Task prompt:
Begin the copy at the line containing "Give me a plain-text" and end it at the final line of the material below, reproducing each line exactly, without images.

Stored records:

-- START --

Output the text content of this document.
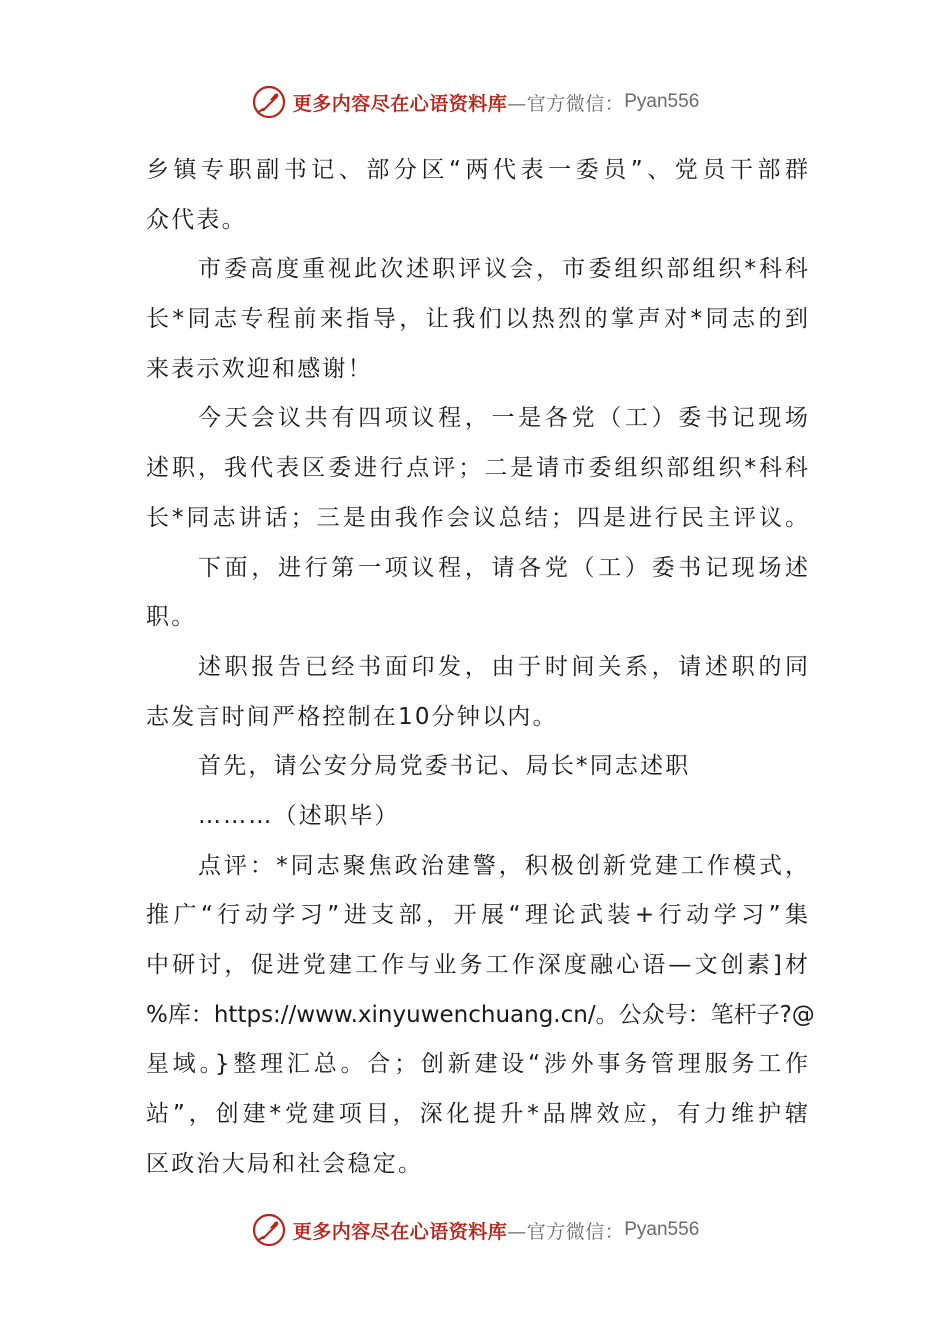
更多内容尽在心语资料库 —官方微信： Pyan556
乡镇专职副书记、部分区“两代表一委员”、党员干部群
众代表。
市委高度重视此次述职评议会，市委组织部组织*科科
长*同志专程前来指导，让我们以热烈的掌声对*同志的到
来表示欢迎和感谢！
今天会议共有四项议程，一是各党（工）委书记现场
述职，我代表区委进行点评；二是请市委组织部组织*科科
长*同志讲话；三是由我作会议总结；四是进行民主评议。
下面，进行第一项议程，请各党（工）委书记现场述
职。
述职报告已经书面印发，由于时间关系，请述职的同
志发言时间严格控制在10分钟以内。
首先，请公安分局党委书记、局长*同志述职
………（述职毕）
点评：*同志聚焦政治建警，积极创新党建工作模式，
推广“行动学习”进支部，开展“理论武装+行动学习”集
中研讨，促进党建工作与业务工作深度融心语—文创素]材
%库：https://www.xinyuwenchuang.cn/。公众号：笔杆子?@
星域。}整理汇总。合；创新建设“涉外事务管理服务工作
站”，创建*党建项目，深化提升*品牌效应，有力维护辖
区政治大局和社会稳定。
更多内容尽在心语资料库 —官方微信： Pyan556
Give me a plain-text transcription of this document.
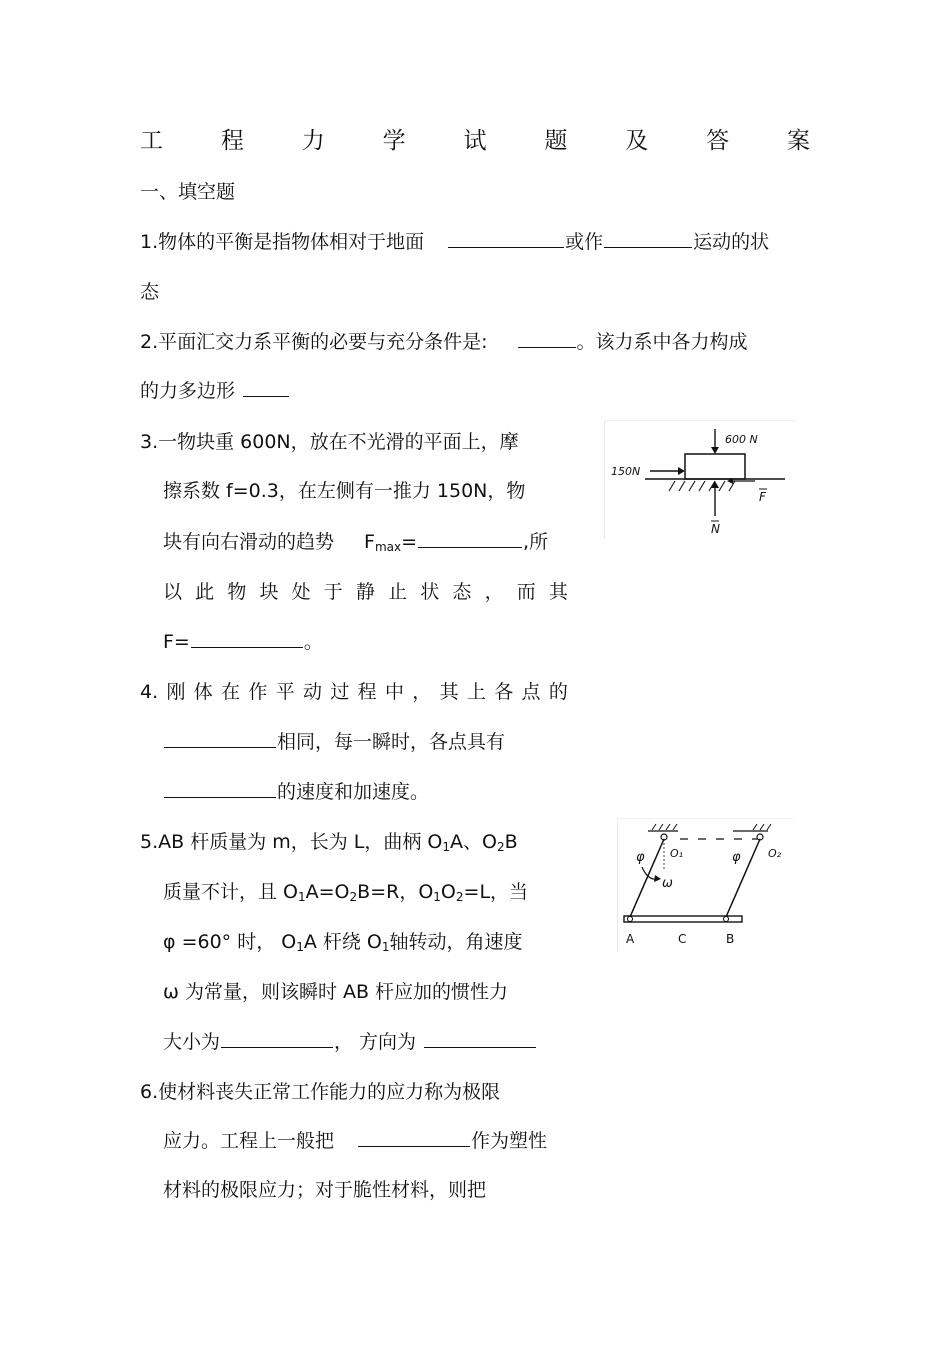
工	程	力	学	试	题	及	答	案
一、填空题
1.物体的平衡是指物体相对于地面	或作	运动的状
态
2.平面汇交力系平衡的必要与充分条件是:	。该力系中各力构成
的力多边形
3.一物块重 600N，放在不光滑的平面上，摩
擦系数 f=0.3，在左侧有一推力 150N，物
块有向右滑动的趋势 F max =	,所
以 此 物 块 处 于 静 止 状 态 ， 而 其
F=	。
600 N
150N
F
N
4. 刚 体 在 作 平 动 过 程 中 ， 其 上 各 点 的
相同，每一瞬时，各点具有
的速度和加速度。
5.AB 杆质量为 m，长为 L，曲柄 O 1 A、O 2 B
质量不计，且 O 1 A=O 2 B=R，O 1 O 2 =L，当
φ =60° 时， O 1 A 杆绕 O 1 轴转动，角速度
ω 为常量，则该瞬时 AB 杆应加的惯性力
大小为	， 方向为
φ O₁
ω
φ O₂
A	C	B
6.使材料丧失正常工作能力的应力称为极限
应力。工程上一般把	作为塑性
材料的极限应力；对于脆性材料，则把
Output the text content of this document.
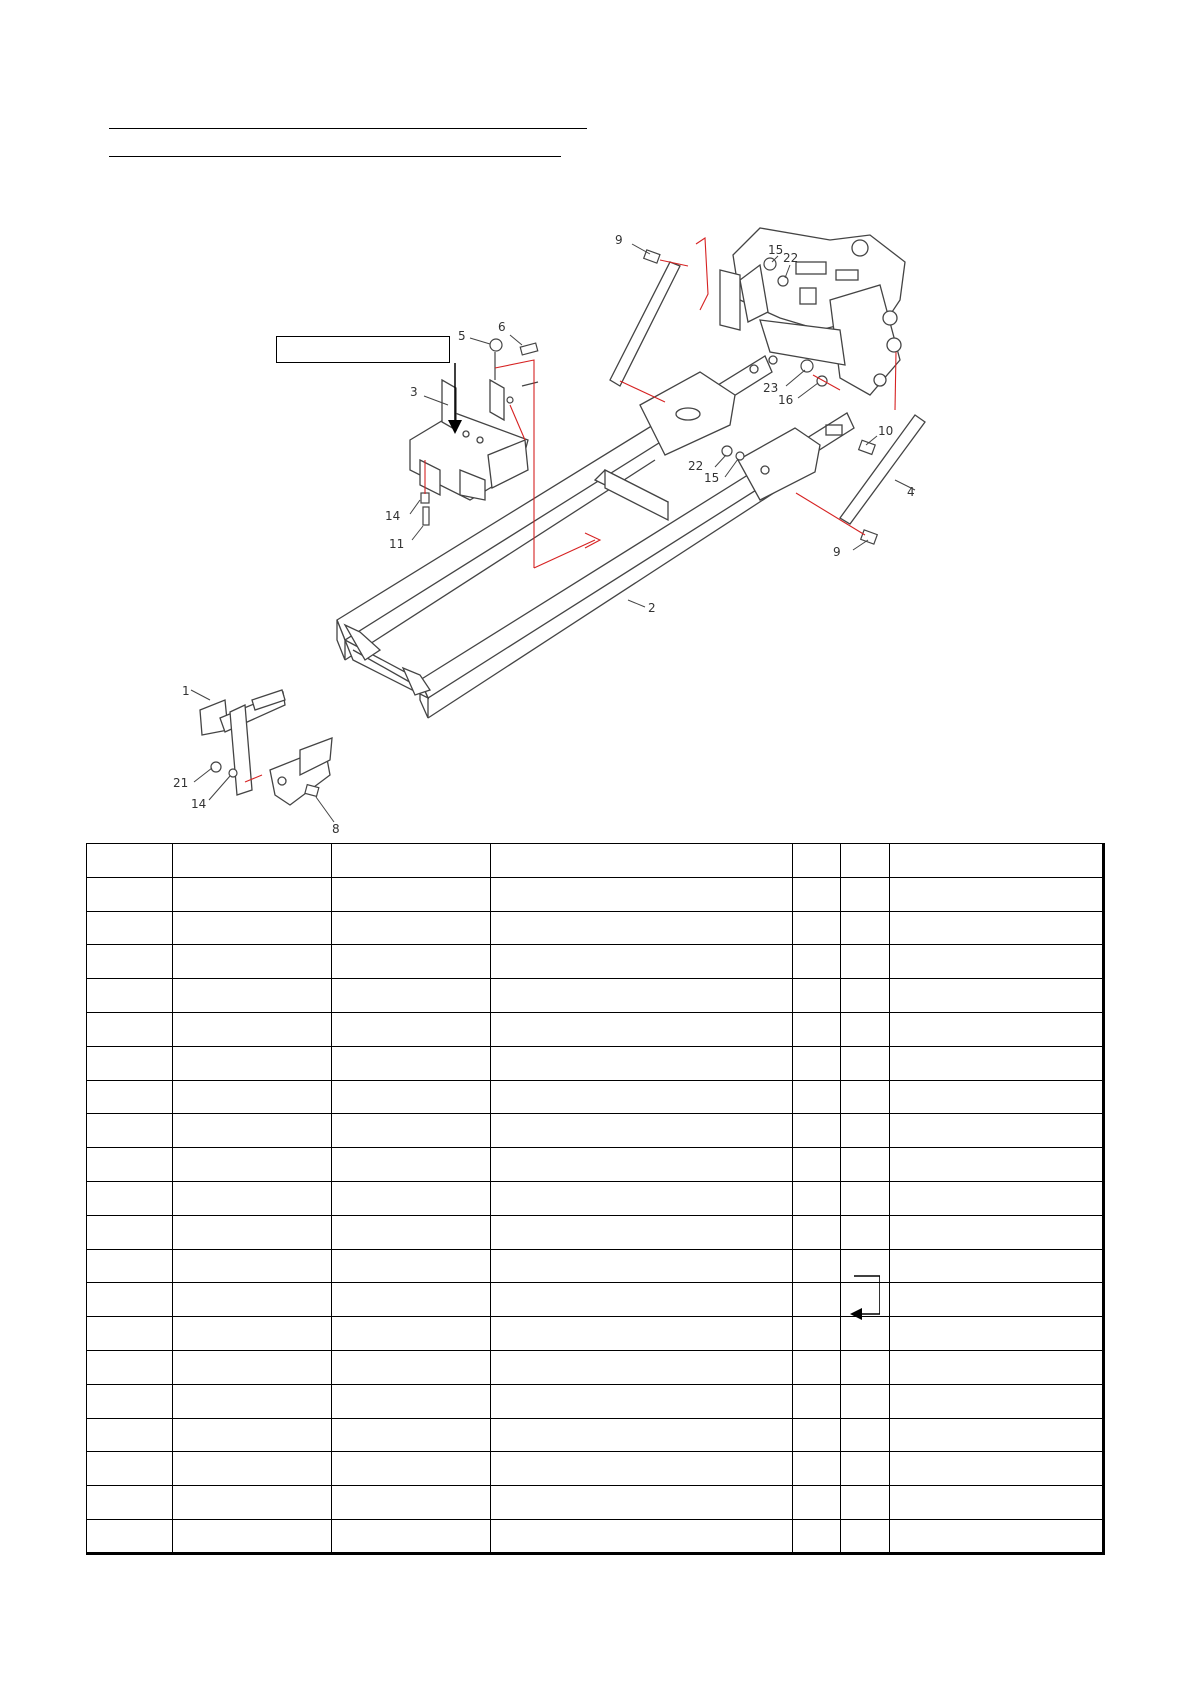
1
2
3
4
5
6
8
9
9
10
11
14
14
15
15
16
21
22
22
23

-- END --

Completed task:
Give me a plain-text transcription of this document.
工	程	力	学	试	题	及	答	案
一、填空题
1.物体的平衡是指物体相对于地面	或作	运动的状
态
2.平面汇交力系平衡的必要与充分条件是:	。该力系中各力构成
的力多边形
3.一物块重 600N，放在不光滑的平面上，摩
擦系数 f=0.3，在左侧有一推力 150N，物
块有向右滑动的趋势 F max =	,所
以 此 物 块 处 于 静 止 状 态 ， 而 其
F=	。
600 N
150N
F
N
4. 刚 体 在 作 平 动 过 程 中 ， 其 上 各 点 的
相同，每一瞬时，各点具有
的速度和加速度。
5.AB 杆质量为 m，长为 L，曲柄 O 1 A、O 2 B
质量不计，且 O 1 A=O 2 B=R，O 1 O 2 =L，当
φ =60° 时， O 1 A 杆绕 O 1 轴转动，角速度
ω 为常量，则该瞬时 AB 杆应加的惯性力
大小为	， 方向为
φ O₁
ω
φ O₂
A	C	B
6.使材料丧失正常工作能力的应力称为极限
应力。工程上一般把	作为塑性
材料的极限应力；对于脆性材料，则把
Output the text content of this document.
1
2
3
4
5
6
8
9
9
10
11
14
14
15
15
16
21
22
22
23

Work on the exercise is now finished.